Excerpts from a figure dataset
"""

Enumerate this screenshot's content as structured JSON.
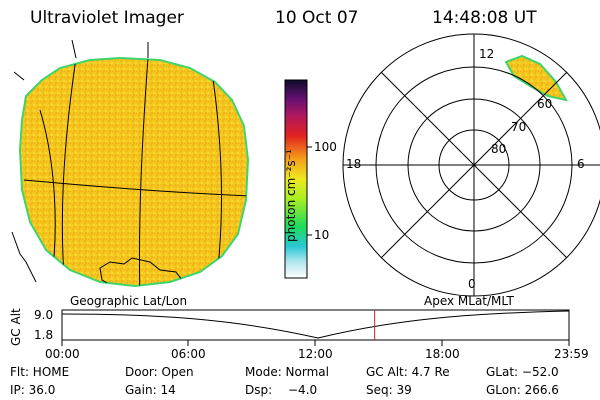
{
  "header": {
    "instrument": "Ultraviolet Imager",
    "date": "10 Oct 07",
    "time": "14:48:08 UT"
  },
  "colorbar": {
    "unit_label": "photon cm⁻²s⁻¹",
    "tick_100": "100",
    "tick_10": "10"
  },
  "polar_plot": {
    "hour_12": "12",
    "hour_18": "18",
    "hour_6": "6",
    "hour_0": "0",
    "lat_60": "60",
    "lat_70": "70",
    "lat_80": "80"
  },
  "timeline": {
    "left_label": "Geographic Lat/Lon",
    "right_label": "Apex MLat/MLT",
    "axis_title": "GC Alt",
    "y_top": "9.0",
    "y_bottom": "1.8",
    "x_ticks": [
      "00:00",
      "06:00",
      "12:00",
      "18:00",
      "23:59"
    ],
    "current_time_fraction": 0.6167
  },
  "status": {
    "filter": "Flt: HOME",
    "door": "Door: Open",
    "mode": "Mode: Normal",
    "gc_alt": "GC Alt: 4.7 Re",
    "glat": "GLat: −52.0",
    "ip": "IP: 36.0",
    "gain": "Gain: 14",
    "dsp_label": "Dsp:",
    "dsp_value": "−4.0",
    "seq": "Seq: 39",
    "glon": "GLon: 266.6"
  },
  "colors": {
    "image_fill": "#f5c81e",
    "limb": "#3fd46a",
    "marker": "#cc2222"
  }
}
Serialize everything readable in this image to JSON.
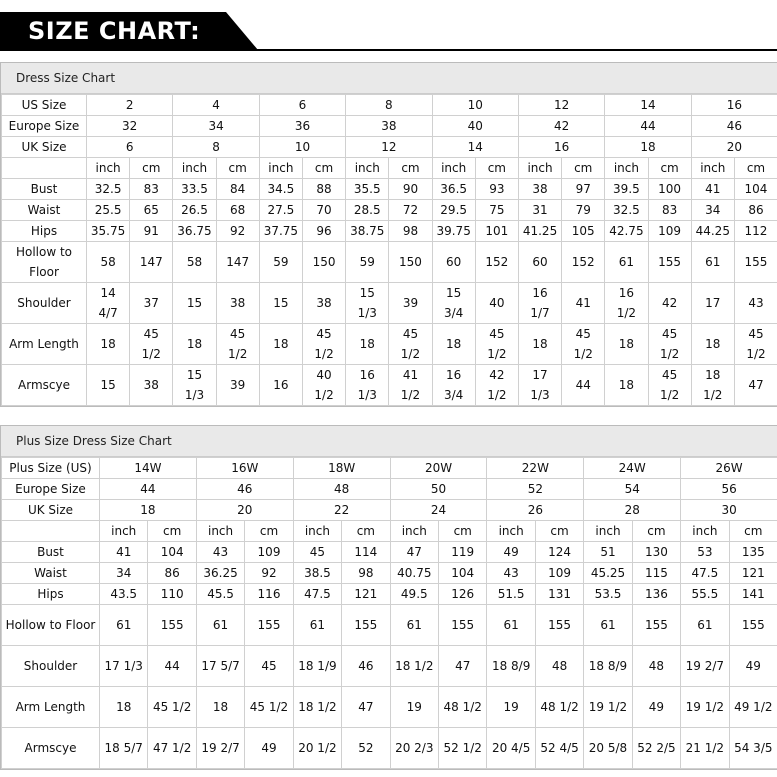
{
  "header": {
    "title": "SIZE CHART:"
  },
  "tables": [
    {
      "title": "Dress Size Chart",
      "units": [
        "inch",
        "cm"
      ],
      "size_rows": [
        {
          "label": "US Size",
          "values": [
            "2",
            "4",
            "6",
            "8",
            "10",
            "12",
            "14",
            "16"
          ]
        },
        {
          "label": "Europe Size",
          "values": [
            "32",
            "34",
            "36",
            "38",
            "40",
            "42",
            "44",
            "46"
          ]
        },
        {
          "label": "UK Size",
          "values": [
            "6",
            "8",
            "10",
            "12",
            "14",
            "16",
            "18",
            "20"
          ]
        }
      ],
      "measure_rows": [
        {
          "label": "Bust",
          "values": [
            "32.5",
            "83",
            "33.5",
            "84",
            "34.5",
            "88",
            "35.5",
            "90",
            "36.5",
            "93",
            "38",
            "97",
            "39.5",
            "100",
            "41",
            "104"
          ]
        },
        {
          "label": "Waist",
          "values": [
            "25.5",
            "65",
            "26.5",
            "68",
            "27.5",
            "70",
            "28.5",
            "72",
            "29.5",
            "75",
            "31",
            "79",
            "32.5",
            "83",
            "34",
            "86"
          ]
        },
        {
          "label": "Hips",
          "values": [
            "35.75",
            "91",
            "36.75",
            "92",
            "37.75",
            "96",
            "38.75",
            "98",
            "39.75",
            "101",
            "41.25",
            "105",
            "42.75",
            "109",
            "44.25",
            "112"
          ]
        },
        {
          "label": "Hollow to Floor",
          "values": [
            "58",
            "147",
            "58",
            "147",
            "59",
            "150",
            "59",
            "150",
            "60",
            "152",
            "60",
            "152",
            "61",
            "155",
            "61",
            "155"
          ]
        },
        {
          "label": "Shoulder",
          "values": [
            "14 4/7",
            "37",
            "15",
            "38",
            "15",
            "38",
            "15 1/3",
            "39",
            "15 3/4",
            "40",
            "16 1/7",
            "41",
            "16 1/2",
            "42",
            "17",
            "43"
          ]
        },
        {
          "label": "Arm Length",
          "values": [
            "18",
            "45 1/2",
            "18",
            "45 1/2",
            "18",
            "45 1/2",
            "18",
            "45 1/2",
            "18",
            "45 1/2",
            "18",
            "45 1/2",
            "18",
            "45 1/2",
            "18",
            "45 1/2"
          ]
        },
        {
          "label": "Armscye",
          "values": [
            "15",
            "38",
            "15 1/3",
            "39",
            "16",
            "40 1/2",
            "16 1/3",
            "41 1/2",
            "16 3/4",
            "42 1/2",
            "17 1/3",
            "44",
            "18",
            "45 1/2",
            "18 1/2",
            "47"
          ]
        }
      ]
    },
    {
      "title": "Plus Size Dress Size Chart",
      "units": [
        "inch",
        "cm"
      ],
      "size_rows": [
        {
          "label": "Plus Size (US)",
          "values": [
            "14W",
            "16W",
            "18W",
            "20W",
            "22W",
            "24W",
            "26W"
          ]
        },
        {
          "label": "Europe Size",
          "values": [
            "44",
            "46",
            "48",
            "50",
            "52",
            "54",
            "56"
          ]
        },
        {
          "label": "UK Size",
          "values": [
            "18",
            "20",
            "22",
            "24",
            "26",
            "28",
            "30"
          ]
        }
      ],
      "measure_rows": [
        {
          "label": "Bust",
          "values": [
            "41",
            "104",
            "43",
            "109",
            "45",
            "114",
            "47",
            "119",
            "49",
            "124",
            "51",
            "130",
            "53",
            "135"
          ]
        },
        {
          "label": "Waist",
          "values": [
            "34",
            "86",
            "36.25",
            "92",
            "38.5",
            "98",
            "40.75",
            "104",
            "43",
            "109",
            "45.25",
            "115",
            "47.5",
            "121"
          ]
        },
        {
          "label": "Hips",
          "values": [
            "43.5",
            "110",
            "45.5",
            "116",
            "47.5",
            "121",
            "49.5",
            "126",
            "51.5",
            "131",
            "53.5",
            "136",
            "55.5",
            "141"
          ]
        },
        {
          "label": "Hollow to Floor",
          "values": [
            "61",
            "155",
            "61",
            "155",
            "61",
            "155",
            "61",
            "155",
            "61",
            "155",
            "61",
            "155",
            "61",
            "155"
          ]
        },
        {
          "label": "Shoulder",
          "values": [
            "17 1/3",
            "44",
            "17 5/7",
            "45",
            "18 1/9",
            "46",
            "18 1/2",
            "47",
            "18 8/9",
            "48",
            "18 8/9",
            "48",
            "19 2/7",
            "49"
          ]
        },
        {
          "label": "Arm Length",
          "values": [
            "18",
            "45 1/2",
            "18",
            "45 1/2",
            "18 1/2",
            "47",
            "19",
            "48 1/2",
            "19",
            "48 1/2",
            "19 1/2",
            "49",
            "19 1/2",
            "49 1/2"
          ]
        },
        {
          "label": "Armscye",
          "values": [
            "18 5/7",
            "47 1/2",
            "19 2/7",
            "49",
            "20 1/2",
            "52",
            "20 2/3",
            "52 1/2",
            "20 4/5",
            "52 4/5",
            "20 5/8",
            "52 2/5",
            "21 1/2",
            "54 3/5"
          ]
        }
      ]
    }
  ]
}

"""

▶ **Task objective**
Output each line exactly; omit every picture.

▶ **Result for this task**
Enumerate this screenshot's content as structured JSON.
{
  "header": {
    "instrument": "Ultraviolet Imager",
    "date": "10 Oct 07",
    "time": "14:48:08 UT"
  },
  "colorbar": {
    "unit_label": "photon cm⁻²s⁻¹",
    "tick_100": "100",
    "tick_10": "10"
  },
  "polar_plot": {
    "hour_12": "12",
    "hour_18": "18",
    "hour_6": "6",
    "hour_0": "0",
    "lat_60": "60",
    "lat_70": "70",
    "lat_80": "80"
  },
  "timeline": {
    "left_label": "Geographic Lat/Lon",
    "right_label": "Apex MLat/MLT",
    "axis_title": "GC Alt",
    "y_top": "9.0",
    "y_bottom": "1.8",
    "x_ticks": [
      "00:00",
      "06:00",
      "12:00",
      "18:00",
      "23:59"
    ],
    "current_time_fraction": 0.6167
  },
  "status": {
    "filter": "Flt: HOME",
    "door": "Door: Open",
    "mode": "Mode: Normal",
    "gc_alt": "GC Alt: 4.7 Re",
    "glat": "GLat: −52.0",
    "ip": "IP: 36.0",
    "gain": "Gain: 14",
    "dsp_label": "Dsp:",
    "dsp_value": "−4.0",
    "seq": "Seq: 39",
    "glon": "GLon: 266.6"
  },
  "colors": {
    "image_fill": "#f5c81e",
    "limb": "#3fd46a",
    "marker": "#cc2222"
  }
}
Serialize everything readable in this image to JSON.
{
  "header": {
    "title": "SIZE CHART:"
  },
  "tables": [
    {
      "title": "Dress Size Chart",
      "units": [
        "inch",
        "cm"
      ],
      "size_rows": [
        {
          "label": "US Size",
          "values": [
            "2",
            "4",
            "6",
            "8",
            "10",
            "12",
            "14",
            "16"
          ]
        },
        {
          "label": "Europe Size",
          "values": [
            "32",
            "34",
            "36",
            "38",
            "40",
            "42",
            "44",
            "46"
          ]
        },
        {
          "label": "UK Size",
          "values": [
            "6",
            "8",
            "10",
            "12",
            "14",
            "16",
            "18",
            "20"
          ]
        }
      ],
      "measure_rows": [
        {
          "label": "Bust",
          "values": [
            "32.5",
            "83",
            "33.5",
            "84",
            "34.5",
            "88",
            "35.5",
            "90",
            "36.5",
            "93",
            "38",
            "97",
            "39.5",
            "100",
            "41",
            "104"
          ]
        },
        {
          "label": "Waist",
          "values": [
            "25.5",
            "65",
            "26.5",
            "68",
            "27.5",
            "70",
            "28.5",
            "72",
            "29.5",
            "75",
            "31",
            "79",
            "32.5",
            "83",
            "34",
            "86"
          ]
        },
        {
          "label": "Hips",
          "values": [
            "35.75",
            "91",
            "36.75",
            "92",
            "37.75",
            "96",
            "38.75",
            "98",
            "39.75",
            "101",
            "41.25",
            "105",
            "42.75",
            "109",
            "44.25",
            "112"
          ]
        },
        {
          "label": "Hollow to Floor",
          "values": [
            "58",
            "147",
            "58",
            "147",
            "59",
            "150",
            "59",
            "150",
            "60",
            "152",
            "60",
            "152",
            "61",
            "155",
            "61",
            "155"
          ]
        },
        {
          "label": "Shoulder",
          "values": [
            "14 4/7",
            "37",
            "15",
            "38",
            "15",
            "38",
            "15 1/3",
            "39",
            "15 3/4",
            "40",
            "16 1/7",
            "41",
            "16 1/2",
            "42",
            "17",
            "43"
          ]
        },
        {
          "label": "Arm Length",
          "values": [
            "18",
            "45 1/2",
            "18",
            "45 1/2",
            "18",
            "45 1/2",
            "18",
            "45 1/2",
            "18",
            "45 1/2",
            "18",
            "45 1/2",
            "18",
            "45 1/2",
            "18",
            "45 1/2"
          ]
        },
        {
          "label": "Armscye",
          "values": [
            "15",
            "38",
            "15 1/3",
            "39",
            "16",
            "40 1/2",
            "16 1/3",
            "41 1/2",
            "16 3/4",
            "42 1/2",
            "17 1/3",
            "44",
            "18",
            "45 1/2",
            "18 1/2",
            "47"
          ]
        }
      ]
    },
    {
      "title": "Plus Size Dress Size Chart",
      "units": [
        "inch",
        "cm"
      ],
      "size_rows": [
        {
          "label": "Plus Size (US)",
          "values": [
            "14W",
            "16W",
            "18W",
            "20W",
            "22W",
            "24W",
            "26W"
          ]
        },
        {
          "label": "Europe Size",
          "values": [
            "44",
            "46",
            "48",
            "50",
            "52",
            "54",
            "56"
          ]
        },
        {
          "label": "UK Size",
          "values": [
            "18",
            "20",
            "22",
            "24",
            "26",
            "28",
            "30"
          ]
        }
      ],
      "measure_rows": [
        {
          "label": "Bust",
          "values": [
            "41",
            "104",
            "43",
            "109",
            "45",
            "114",
            "47",
            "119",
            "49",
            "124",
            "51",
            "130",
            "53",
            "135"
          ]
        },
        {
          "label": "Waist",
          "values": [
            "34",
            "86",
            "36.25",
            "92",
            "38.5",
            "98",
            "40.75",
            "104",
            "43",
            "109",
            "45.25",
            "115",
            "47.5",
            "121"
          ]
        },
        {
          "label": "Hips",
          "values": [
            "43.5",
            "110",
            "45.5",
            "116",
            "47.5",
            "121",
            "49.5",
            "126",
            "51.5",
            "131",
            "53.5",
            "136",
            "55.5",
            "141"
          ]
        },
        {
          "label": "Hollow to Floor",
          "values": [
            "61",
            "155",
            "61",
            "155",
            "61",
            "155",
            "61",
            "155",
            "61",
            "155",
            "61",
            "155",
            "61",
            "155"
          ]
        },
        {
          "label": "Shoulder",
          "values": [
            "17 1/3",
            "44",
            "17 5/7",
            "45",
            "18 1/9",
            "46",
            "18 1/2",
            "47",
            "18 8/9",
            "48",
            "18 8/9",
            "48",
            "19 2/7",
            "49"
          ]
        },
        {
          "label": "Arm Length",
          "values": [
            "18",
            "45 1/2",
            "18",
            "45 1/2",
            "18 1/2",
            "47",
            "19",
            "48 1/2",
            "19",
            "48 1/2",
            "19 1/2",
            "49",
            "19 1/2",
            "49 1/2"
          ]
        },
        {
          "label": "Armscye",
          "values": [
            "18 5/7",
            "47 1/2",
            "19 2/7",
            "49",
            "20 1/2",
            "52",
            "20 2/3",
            "52 1/2",
            "20 4/5",
            "52 4/5",
            "20 5/8",
            "52 2/5",
            "21 1/2",
            "54 3/5"
          ]
        }
      ]
    }
  ]
}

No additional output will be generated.